═══ DATA PROVIDED ═══
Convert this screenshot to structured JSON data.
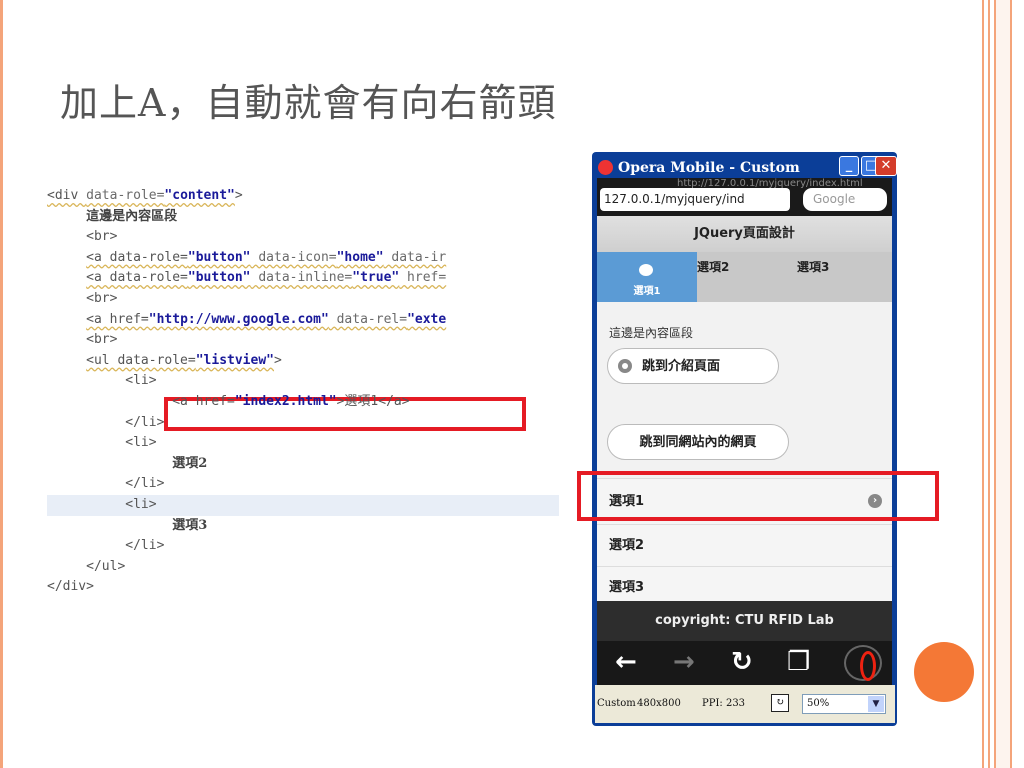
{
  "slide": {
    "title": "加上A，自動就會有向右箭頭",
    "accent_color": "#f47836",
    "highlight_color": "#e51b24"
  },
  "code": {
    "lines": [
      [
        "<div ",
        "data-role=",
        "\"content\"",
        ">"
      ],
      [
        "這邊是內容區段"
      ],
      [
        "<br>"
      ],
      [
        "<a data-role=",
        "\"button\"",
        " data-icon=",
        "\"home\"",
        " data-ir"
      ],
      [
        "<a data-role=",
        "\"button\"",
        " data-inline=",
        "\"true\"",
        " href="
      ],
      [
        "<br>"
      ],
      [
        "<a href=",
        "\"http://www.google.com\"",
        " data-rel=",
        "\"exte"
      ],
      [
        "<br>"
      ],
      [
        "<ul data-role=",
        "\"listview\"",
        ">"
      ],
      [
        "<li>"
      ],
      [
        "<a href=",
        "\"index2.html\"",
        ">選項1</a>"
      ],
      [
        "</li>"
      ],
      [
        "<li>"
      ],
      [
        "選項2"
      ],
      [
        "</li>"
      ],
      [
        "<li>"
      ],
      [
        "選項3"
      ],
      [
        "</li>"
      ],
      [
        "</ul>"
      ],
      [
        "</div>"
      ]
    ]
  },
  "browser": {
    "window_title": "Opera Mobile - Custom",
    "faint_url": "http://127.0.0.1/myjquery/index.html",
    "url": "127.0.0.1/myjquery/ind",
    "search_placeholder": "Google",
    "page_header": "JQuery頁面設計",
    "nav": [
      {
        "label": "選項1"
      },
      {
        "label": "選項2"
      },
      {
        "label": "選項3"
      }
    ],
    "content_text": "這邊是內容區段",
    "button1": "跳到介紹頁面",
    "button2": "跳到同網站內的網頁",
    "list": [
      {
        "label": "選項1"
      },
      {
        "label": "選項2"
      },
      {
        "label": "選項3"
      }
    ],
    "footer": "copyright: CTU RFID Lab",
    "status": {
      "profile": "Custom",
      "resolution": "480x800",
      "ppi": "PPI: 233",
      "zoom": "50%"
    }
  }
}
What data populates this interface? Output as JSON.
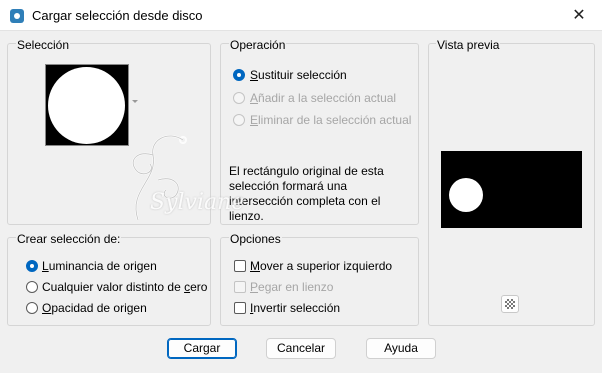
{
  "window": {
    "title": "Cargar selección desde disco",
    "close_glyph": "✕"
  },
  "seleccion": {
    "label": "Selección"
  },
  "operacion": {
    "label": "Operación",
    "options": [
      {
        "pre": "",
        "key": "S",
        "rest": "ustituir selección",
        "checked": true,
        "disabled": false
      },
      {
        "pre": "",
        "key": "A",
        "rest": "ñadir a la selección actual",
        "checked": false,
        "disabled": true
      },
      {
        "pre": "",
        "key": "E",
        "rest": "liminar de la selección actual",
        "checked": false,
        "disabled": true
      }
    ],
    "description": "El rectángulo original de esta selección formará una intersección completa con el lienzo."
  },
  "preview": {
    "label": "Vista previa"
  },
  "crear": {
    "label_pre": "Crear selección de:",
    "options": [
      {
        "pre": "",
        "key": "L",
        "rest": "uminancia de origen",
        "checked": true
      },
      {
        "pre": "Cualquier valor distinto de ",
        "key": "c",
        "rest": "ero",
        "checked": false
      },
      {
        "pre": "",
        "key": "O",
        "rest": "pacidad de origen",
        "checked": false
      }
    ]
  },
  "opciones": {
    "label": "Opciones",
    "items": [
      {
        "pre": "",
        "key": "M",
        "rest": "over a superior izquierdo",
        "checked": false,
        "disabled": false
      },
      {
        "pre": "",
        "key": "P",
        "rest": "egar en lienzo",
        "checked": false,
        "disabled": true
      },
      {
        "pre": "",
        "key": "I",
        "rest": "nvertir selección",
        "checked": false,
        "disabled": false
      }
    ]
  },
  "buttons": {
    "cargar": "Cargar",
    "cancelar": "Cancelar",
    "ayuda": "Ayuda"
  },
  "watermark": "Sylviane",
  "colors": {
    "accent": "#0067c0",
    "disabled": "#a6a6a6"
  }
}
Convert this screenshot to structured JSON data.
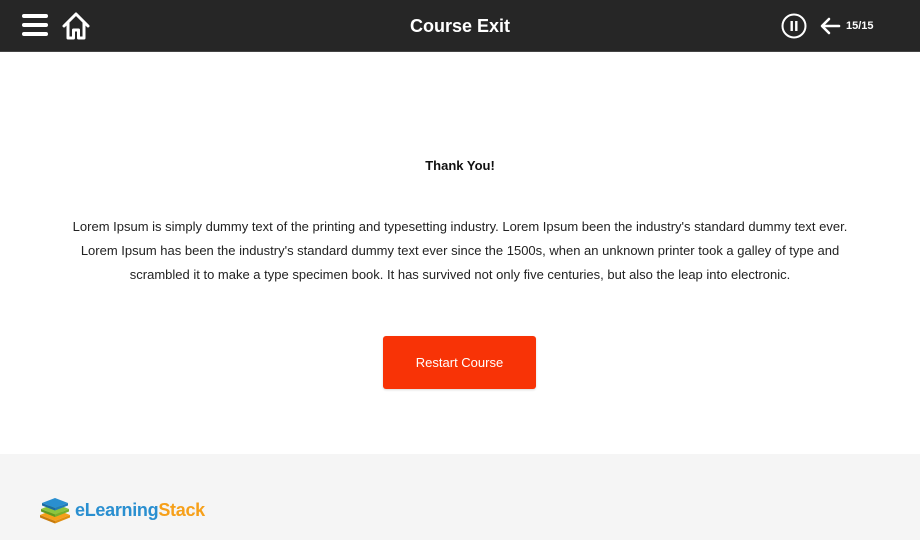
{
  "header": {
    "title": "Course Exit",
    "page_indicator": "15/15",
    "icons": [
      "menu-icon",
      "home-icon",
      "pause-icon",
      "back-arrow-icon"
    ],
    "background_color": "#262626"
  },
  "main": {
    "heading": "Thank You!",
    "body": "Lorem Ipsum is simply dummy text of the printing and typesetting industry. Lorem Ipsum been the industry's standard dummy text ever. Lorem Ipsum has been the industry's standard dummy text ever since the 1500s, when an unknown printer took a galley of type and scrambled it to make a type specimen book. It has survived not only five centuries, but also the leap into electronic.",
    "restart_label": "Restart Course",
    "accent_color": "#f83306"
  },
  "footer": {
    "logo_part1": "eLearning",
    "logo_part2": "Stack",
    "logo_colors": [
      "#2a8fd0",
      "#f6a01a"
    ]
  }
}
═══
* **GIVEN EXERCISE**: Set down the lines of the records above exactly, apart from the pictures.

* **RESPONSE TO THIS TASK**:
Convert this screenshot to structured JSON data.
{
  "slide": {
    "title": "加上A，自動就會有向右箭頭",
    "accent_color": "#f47836",
    "highlight_color": "#e51b24"
  },
  "code": {
    "lines": [
      [
        "<div ",
        "data-role=",
        "\"content\"",
        ">"
      ],
      [
        "這邊是內容區段"
      ],
      [
        "<br>"
      ],
      [
        "<a data-role=",
        "\"button\"",
        " data-icon=",
        "\"home\"",
        " data-ir"
      ],
      [
        "<a data-role=",
        "\"button\"",
        " data-inline=",
        "\"true\"",
        " href="
      ],
      [
        "<br>"
      ],
      [
        "<a href=",
        "\"http://www.google.com\"",
        " data-rel=",
        "\"exte"
      ],
      [
        "<br>"
      ],
      [
        "<ul data-role=",
        "\"listview\"",
        ">"
      ],
      [
        "<li>"
      ],
      [
        "<a href=",
        "\"index2.html\"",
        ">選項1</a>"
      ],
      [
        "</li>"
      ],
      [
        "<li>"
      ],
      [
        "選項2"
      ],
      [
        "</li>"
      ],
      [
        "<li>"
      ],
      [
        "選項3"
      ],
      [
        "</li>"
      ],
      [
        "</ul>"
      ],
      [
        "</div>"
      ]
    ]
  },
  "browser": {
    "window_title": "Opera Mobile - Custom",
    "faint_url": "http://127.0.0.1/myjquery/index.html",
    "url": "127.0.0.1/myjquery/ind",
    "search_placeholder": "Google",
    "page_header": "JQuery頁面設計",
    "nav": [
      {
        "label": "選項1"
      },
      {
        "label": "選項2"
      },
      {
        "label": "選項3"
      }
    ],
    "content_text": "這邊是內容區段",
    "button1": "跳到介紹頁面",
    "button2": "跳到同網站內的網頁",
    "list": [
      {
        "label": "選項1"
      },
      {
        "label": "選項2"
      },
      {
        "label": "選項3"
      }
    ],
    "footer": "copyright: CTU RFID Lab",
    "status": {
      "profile": "Custom",
      "resolution": "480x800",
      "ppi": "PPI: 233",
      "zoom": "50%"
    }
  }
}
What data populates this interface? Output as JSON.
{
  "window": {
    "title": "Cargar selección desde disco",
    "close_glyph": "✕"
  },
  "seleccion": {
    "label": "Selección"
  },
  "operacion": {
    "label": "Operación",
    "options": [
      {
        "pre": "",
        "key": "S",
        "rest": "ustituir selección",
        "checked": true,
        "disabled": false
      },
      {
        "pre": "",
        "key": "A",
        "rest": "ñadir a la selección actual",
        "checked": false,
        "disabled": true
      },
      {
        "pre": "",
        "key": "E",
        "rest": "liminar de la selección actual",
        "checked": false,
        "disabled": true
      }
    ],
    "description": "El rectángulo original de esta selección formará una intersección completa con el lienzo."
  },
  "preview": {
    "label": "Vista previa"
  },
  "crear": {
    "label_pre": "Crear selección de:",
    "options": [
      {
        "pre": "",
        "key": "L",
        "rest": "uminancia de origen",
        "checked": true
      },
      {
        "pre": "Cualquier valor distinto de ",
        "key": "c",
        "rest": "ero",
        "checked": false
      },
      {
        "pre": "",
        "key": "O",
        "rest": "pacidad de origen",
        "checked": false
      }
    ]
  },
  "opciones": {
    "label": "Opciones",
    "items": [
      {
        "pre": "",
        "key": "M",
        "rest": "over a superior izquierdo",
        "checked": false,
        "disabled": false
      },
      {
        "pre": "",
        "key": "P",
        "rest": "egar en lienzo",
        "checked": false,
        "disabled": true
      },
      {
        "pre": "",
        "key": "I",
        "rest": "nvertir selección",
        "checked": false,
        "disabled": false
      }
    ]
  },
  "buttons": {
    "cargar": "Cargar",
    "cancelar": "Cancelar",
    "ayuda": "Ayuda"
  },
  "watermark": "Sylviane",
  "colors": {
    "accent": "#0067c0",
    "disabled": "#a6a6a6"
  }
}
Convert this screenshot to structured JSON data.
{
  "header": {
    "title": "Course Exit",
    "page_indicator": "15/15",
    "icons": [
      "menu-icon",
      "home-icon",
      "pause-icon",
      "back-arrow-icon"
    ],
    "background_color": "#262626"
  },
  "main": {
    "heading": "Thank You!",
    "body": "Lorem Ipsum is simply dummy text of the printing and typesetting industry. Lorem Ipsum been the industry's standard dummy text ever. Lorem Ipsum has been the industry's standard dummy text ever since the 1500s, when an unknown printer took a galley of type and scrambled it to make a type specimen book. It has survived not only five centuries, but also the leap into electronic.",
    "restart_label": "Restart Course",
    "accent_color": "#f83306"
  },
  "footer": {
    "logo_part1": "eLearning",
    "logo_part2": "Stack",
    "logo_colors": [
      "#2a8fd0",
      "#f6a01a"
    ]
  }
}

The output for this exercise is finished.